Textauszug -
::::::::::
Was raten Sie Patienten, die aufgrund der Medienberichte über diese Studien verunsichert sind? Wie können Menschen, die auf Gluten verzichten müssen oder wollen, eine vollwertige und gesunde Ernährung sicherstellen?
 
Ich informiere sie genau über die Inhalte der Studien, auch darüber, dass die Studien keine Patienten mit bewusster glutenfreier Ernährung untersucht haben, sondern generell gesundes und ungesundes Ernährungsverhalten verglichen haben. Aber die glutenfreie oder glutenreduzierte Ernährung ist laut Studienergebnis nicht mit einem erhöhten KHK-Risiko verbunden. Was ich allen Patienten bei einer glutenfreien Diät auf jeden Fall rate, ist, auf einen ausreichenden Ballaststoffanteil an der Ernährung zu achten.
 
Welchen Stellenwert hat eine Ernährungsberatung bei Patienten, die eine glutenfreie Ernährung benötigen? Für welchen Patientenkreis empfehlen Sie eine entsprechende Begleitung durch Experten?
::::::::::
Aufgabenstellung -
1. Führen Sie alle Fragen auf, die im Textauszug gestellt werden.
2. Schreiben Sie den Teil des Textauszugs zwischen „Was raten Sie“ und „gesunde Ernährung sicherstellen?“ wortgetreu ab, beide Stellen eingeschlossen.

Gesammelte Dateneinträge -
::::::::::
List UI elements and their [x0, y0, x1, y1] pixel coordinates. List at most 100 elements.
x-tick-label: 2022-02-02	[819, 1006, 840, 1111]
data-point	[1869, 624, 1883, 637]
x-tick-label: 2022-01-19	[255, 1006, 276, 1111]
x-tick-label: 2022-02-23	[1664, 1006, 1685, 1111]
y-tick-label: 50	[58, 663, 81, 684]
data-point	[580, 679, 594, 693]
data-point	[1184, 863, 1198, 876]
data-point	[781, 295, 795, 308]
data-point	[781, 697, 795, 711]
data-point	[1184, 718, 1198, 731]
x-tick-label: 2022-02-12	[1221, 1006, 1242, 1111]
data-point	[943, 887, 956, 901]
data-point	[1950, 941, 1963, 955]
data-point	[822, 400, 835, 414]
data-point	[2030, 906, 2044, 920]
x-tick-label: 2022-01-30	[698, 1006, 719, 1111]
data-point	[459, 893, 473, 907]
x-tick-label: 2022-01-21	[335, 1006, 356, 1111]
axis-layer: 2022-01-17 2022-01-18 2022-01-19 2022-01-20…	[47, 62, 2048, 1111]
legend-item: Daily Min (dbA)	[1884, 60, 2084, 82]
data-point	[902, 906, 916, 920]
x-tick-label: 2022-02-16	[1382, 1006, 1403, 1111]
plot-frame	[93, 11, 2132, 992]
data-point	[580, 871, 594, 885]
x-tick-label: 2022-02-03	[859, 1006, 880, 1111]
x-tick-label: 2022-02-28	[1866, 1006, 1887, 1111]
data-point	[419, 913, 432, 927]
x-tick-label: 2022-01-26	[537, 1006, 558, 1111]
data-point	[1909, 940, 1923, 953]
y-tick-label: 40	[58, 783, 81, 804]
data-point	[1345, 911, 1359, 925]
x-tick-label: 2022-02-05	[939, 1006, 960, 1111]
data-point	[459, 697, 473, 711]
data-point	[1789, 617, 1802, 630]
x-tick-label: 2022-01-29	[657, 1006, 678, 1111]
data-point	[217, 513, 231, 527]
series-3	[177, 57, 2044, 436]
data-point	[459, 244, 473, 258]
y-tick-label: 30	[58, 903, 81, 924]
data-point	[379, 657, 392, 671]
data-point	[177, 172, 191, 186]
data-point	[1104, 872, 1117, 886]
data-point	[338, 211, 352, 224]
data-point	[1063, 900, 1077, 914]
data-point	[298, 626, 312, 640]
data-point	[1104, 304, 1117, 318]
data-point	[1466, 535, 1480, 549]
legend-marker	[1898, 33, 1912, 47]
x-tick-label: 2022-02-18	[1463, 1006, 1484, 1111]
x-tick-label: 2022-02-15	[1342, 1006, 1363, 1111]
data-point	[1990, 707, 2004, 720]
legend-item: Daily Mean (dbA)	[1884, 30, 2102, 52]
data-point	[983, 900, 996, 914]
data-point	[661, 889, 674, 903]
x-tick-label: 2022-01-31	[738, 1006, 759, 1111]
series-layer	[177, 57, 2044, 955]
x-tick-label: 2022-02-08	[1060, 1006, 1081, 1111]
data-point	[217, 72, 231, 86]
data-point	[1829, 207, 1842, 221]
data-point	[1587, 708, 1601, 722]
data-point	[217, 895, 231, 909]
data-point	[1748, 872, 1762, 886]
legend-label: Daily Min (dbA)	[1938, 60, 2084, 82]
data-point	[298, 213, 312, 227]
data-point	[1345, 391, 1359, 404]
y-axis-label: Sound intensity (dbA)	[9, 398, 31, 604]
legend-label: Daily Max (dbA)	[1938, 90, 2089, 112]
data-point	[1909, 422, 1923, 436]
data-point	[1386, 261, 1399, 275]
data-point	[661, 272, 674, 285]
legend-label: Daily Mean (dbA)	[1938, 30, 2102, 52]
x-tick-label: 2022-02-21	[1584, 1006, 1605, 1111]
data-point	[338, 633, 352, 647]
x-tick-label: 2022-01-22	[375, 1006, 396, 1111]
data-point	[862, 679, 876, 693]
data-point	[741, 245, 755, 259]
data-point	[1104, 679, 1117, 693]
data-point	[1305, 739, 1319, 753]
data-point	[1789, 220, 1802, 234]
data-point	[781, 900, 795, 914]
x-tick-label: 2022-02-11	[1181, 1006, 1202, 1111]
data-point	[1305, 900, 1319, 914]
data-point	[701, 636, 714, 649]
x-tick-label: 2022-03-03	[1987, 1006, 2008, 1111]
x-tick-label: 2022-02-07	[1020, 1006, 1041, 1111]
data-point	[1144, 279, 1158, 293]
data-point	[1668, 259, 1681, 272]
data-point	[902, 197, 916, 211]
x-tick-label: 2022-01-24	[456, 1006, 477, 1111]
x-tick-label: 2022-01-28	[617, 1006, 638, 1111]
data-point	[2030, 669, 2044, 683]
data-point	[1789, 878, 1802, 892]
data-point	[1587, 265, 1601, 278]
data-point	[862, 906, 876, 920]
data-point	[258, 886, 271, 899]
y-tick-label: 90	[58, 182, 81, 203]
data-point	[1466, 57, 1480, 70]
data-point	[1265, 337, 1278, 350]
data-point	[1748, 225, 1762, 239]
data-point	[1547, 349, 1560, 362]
::::::::::
Lösungen -
1.
1. Was raten Sie Patienten, die aufgrund der Medienberichte über diese Studien verunsichert sind?
2. Wie können Menschen, die auf Gluten verzichten müssen oder wollen, eine vollwertige und gesunde Ernährung sicherstellen?
3. Welchen Stellenwert hat eine Ernährungsberatung bei Patienten, die eine glutenfreie Ernährung benötigen?
4. Für welchen Patientenkreis empfehlen Sie eine entsprechende Begleitung durch Experten?

2.
Was raten Sie Patienten, die aufgrund der Medienberichte über diese Studien verunsichert sind? Wie können Menschen, die auf Gluten verzichten müssen oder wollen, eine vollwertige und gesunde Ernährung sicherstellen?